AIM OF THE EXERCISE: All of the lines below are to be transcribed faithfully, with pictures excluded from the copy.

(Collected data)
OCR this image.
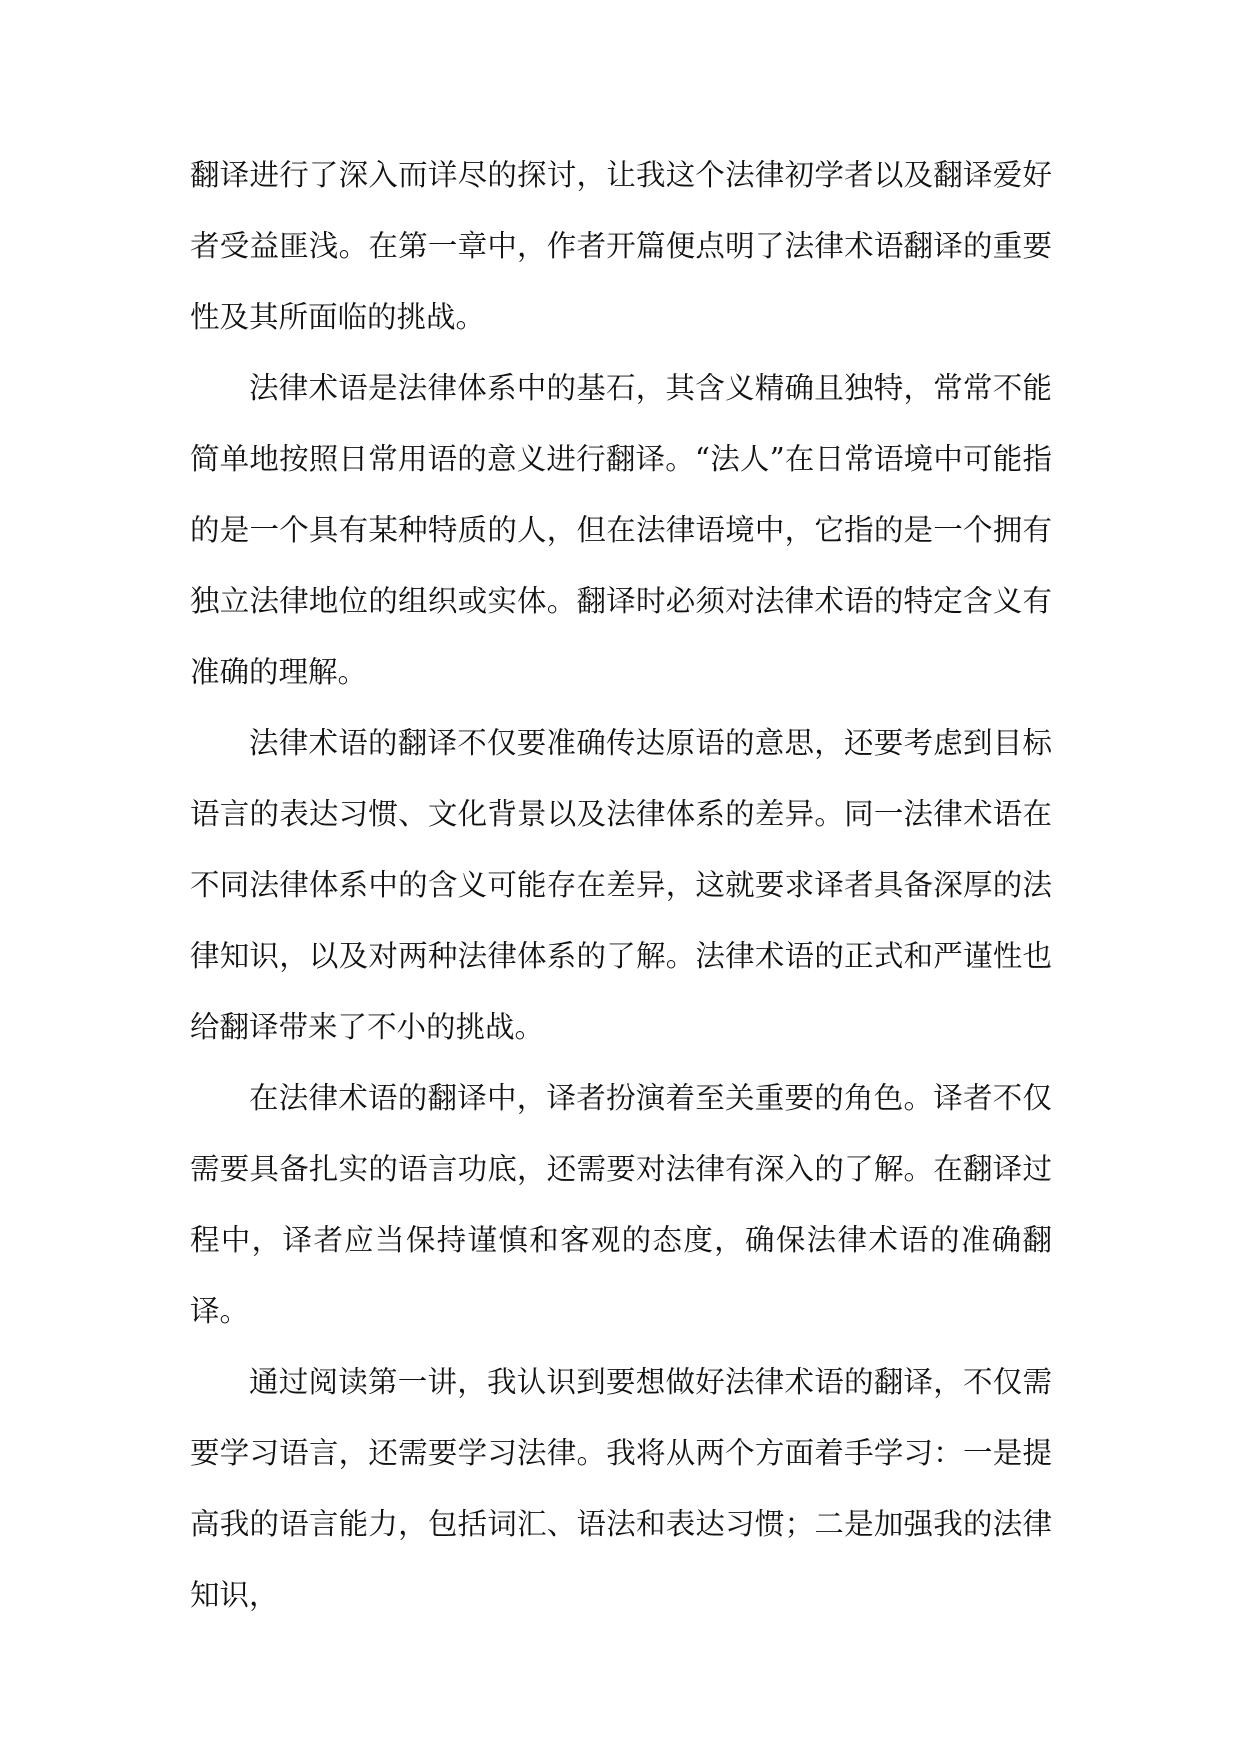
翻译进行了深入而详尽的探讨，让我这个法律初学者以及翻译爱好者受益匪浅。在第一章中，作者开篇便点明了法律术语翻译的重要性及其所面临的挑战。

法律术语是法律体系中的基石，其含义精确且独特，常常不能简单地按照日常用语的意义进行翻译。“法人”在日常语境中可能指的是一个具有某种特质的人，但在法律语境中，它指的是一个拥有独立法律地位的组织或实体。翻译时必须对法律术语的特定含义有准确的理解。

法律术语的翻译不仅要准确传达原语的意思，还要考虑到目标语言的表达习惯、文化背景以及法律体系的差异。同一法律术语在不同法律体系中的含义可能存在差异，这就要求译者具备深厚的法律知识，以及对两种法律体系的了解。法律术语的正式和严谨性也给翻译带来了不小的挑战。

在法律术语的翻译中，译者扮演着至关重要的角色。译者不仅需要具备扎实的语言功底，还需要对法律有深入的了解。在翻译过程中，译者应当保持谨慎和客观的态度，确保法律术语的准确翻译。

通过阅读第一讲，我认识到要想做好法律术语的翻译，不仅需要学习语言，还需要学习法律。我将从两个方面着手学习：一是提高我的语言能力，包括词汇、语法和表达习惯；二是加强我的法律知识，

RESPONSE TO THIS TASK:
OCR this image.
翻译进行了深入而详尽的探讨，让我这个法律初学者以及翻译爱好者受益匪浅。在第一章中，作者开篇便点明了法律术语翻译的重要性及其所面临的挑战。

法律术语是法律体系中的基石，其含义精确且独特，常常不能简单地按照日常用语的意义进行翻译。“法人”在日常语境中可能指的是一个具有某种特质的人，但在法律语境中，它指的是一个拥有独立法律地位的组织或实体。翻译时必须对法律术语的特定含义有准确的理解。

法律术语的翻译不仅要准确传达原语的意思，还要考虑到目标语言的表达习惯、文化背景以及法律体系的差异。同一法律术语在不同法律体系中的含义可能存在差异，这就要求译者具备深厚的法律知识，以及对两种法律体系的了解。法律术语的正式和严谨性也给翻译带来了不小的挑战。

在法律术语的翻译中，译者扮演着至关重要的角色。译者不仅需要具备扎实的语言功底，还需要对法律有深入的了解。在翻译过程中，译者应当保持谨慎和客观的态度，确保法律术语的准确翻译。

通过阅读第一讲，我认识到要想做好法律术语的翻译，不仅需要学习语言，还需要学习法律。我将从两个方面着手学习：一是提高我的语言能力，包括词汇、语法和表达习惯；二是加强我的法律知识，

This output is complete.